-- START OF EXERCISE INPUTS --

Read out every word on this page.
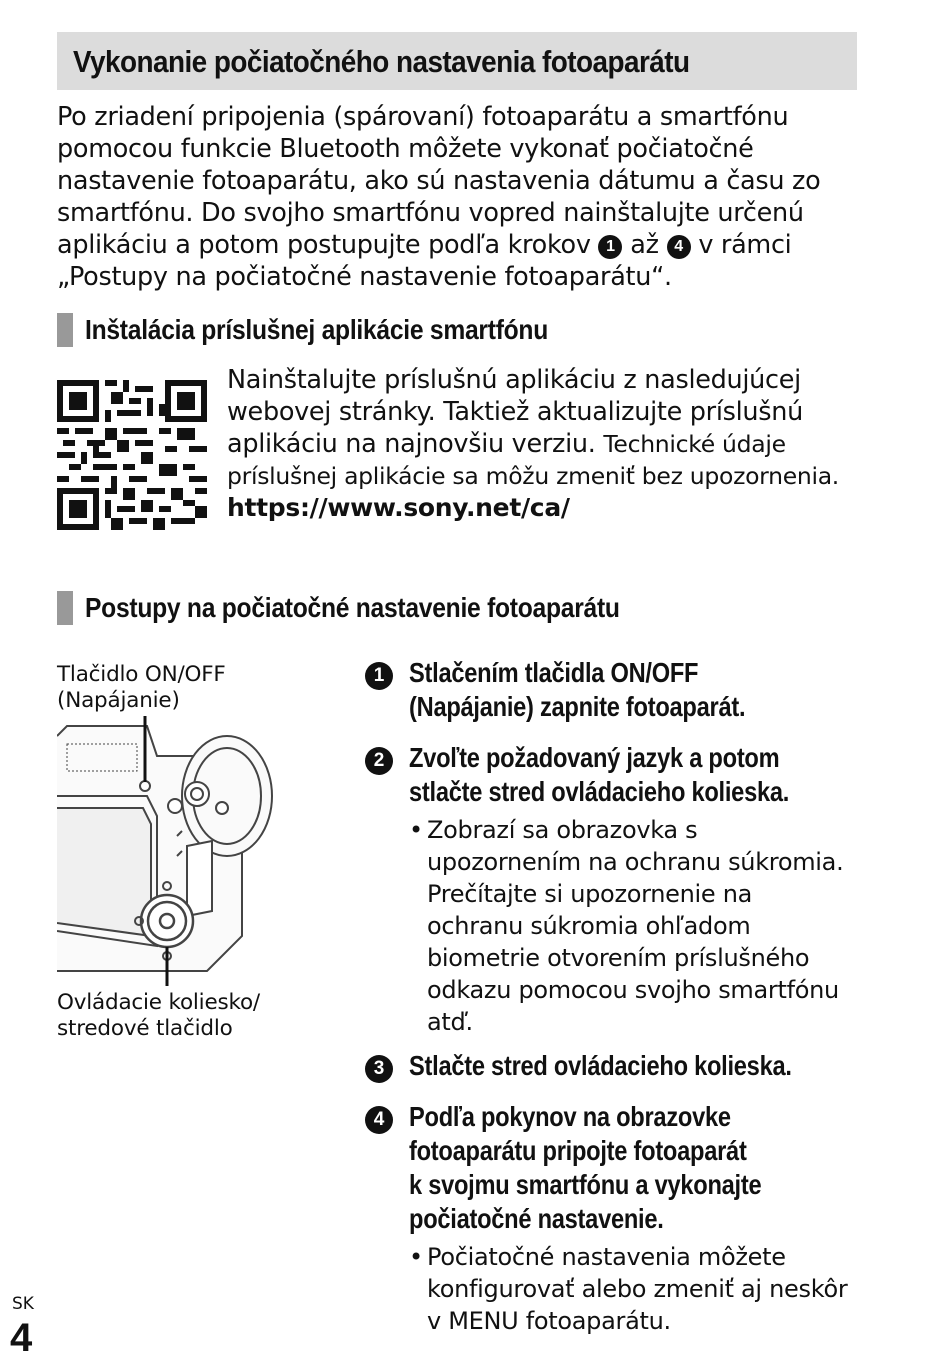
Vykonanie počiatočného nastavenia fotoaparátu
Po zriadení pripojenia (spárovaní) fotoaparátu a smartfónu pomocou funkcie Bluetooth môžete vykonať počiatočné nastavenie fotoaparátu, ako sú nastavenia dátumu a času zo smartfónu. Do svojho smartfónu vopred nainštalujte určenú aplikáciu a potom postupujte podľa krokov 1 až 4 v rámci „Postupy na počiatočné nastavenie fotoaparátu“.
Inštalácia príslušnej aplikácie smartfónu
Nainštalujte príslušnú aplikáciu z nasledujúcej webovej stránky. Taktiež aktualizujte príslušnú aplikáciu na najnovšiu verziu. Technické údaje príslušnej aplikácie sa môžu zmeniť bez upozornenia.
https://www.sony.net/ca/
Postupy na počiatočné nastavenie fotoaparátu
Tlačidlo ON/OFF
(Napájanie)
Ovládacie koliesko/
stredové tlačidlo
1 Stlačením tlačidla ON/OFF
(Napájanie) zapnite fotoaparát.
2 Zvoľte požadovaný jazyk a potom
stlačte stred ovládacieho kolieska.
• Zobrazí sa obrazovka s
upozornením na ochranu súkromia.
Prečítajte si upozornenie na
ochranu súkromia ohľadom
biometrie otvorením príslušného
odkazu pomocou svojho smartfónu
atď.
3 Stlačte stred ovládacieho kolieska.
4 Podľa pokynov na obrazovke
fotoaparátu pripojte fotoaparát
k svojmu smartfónu a vykonajte
počiatočné nastavenie.
• Počiatočné nastavenia môžete
konfigurovať alebo zmeniť aj neskôr
v MENU fotoaparátu.
SK
4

-- END OF EXERCISE INPUTS --

Write out every line of the preceding listing that contains "kolieska".

OUTPUT FOR THIS TASK
stlačte stred ovládacieho kolieska.
3 Stlačte stred ovládacieho kolieska.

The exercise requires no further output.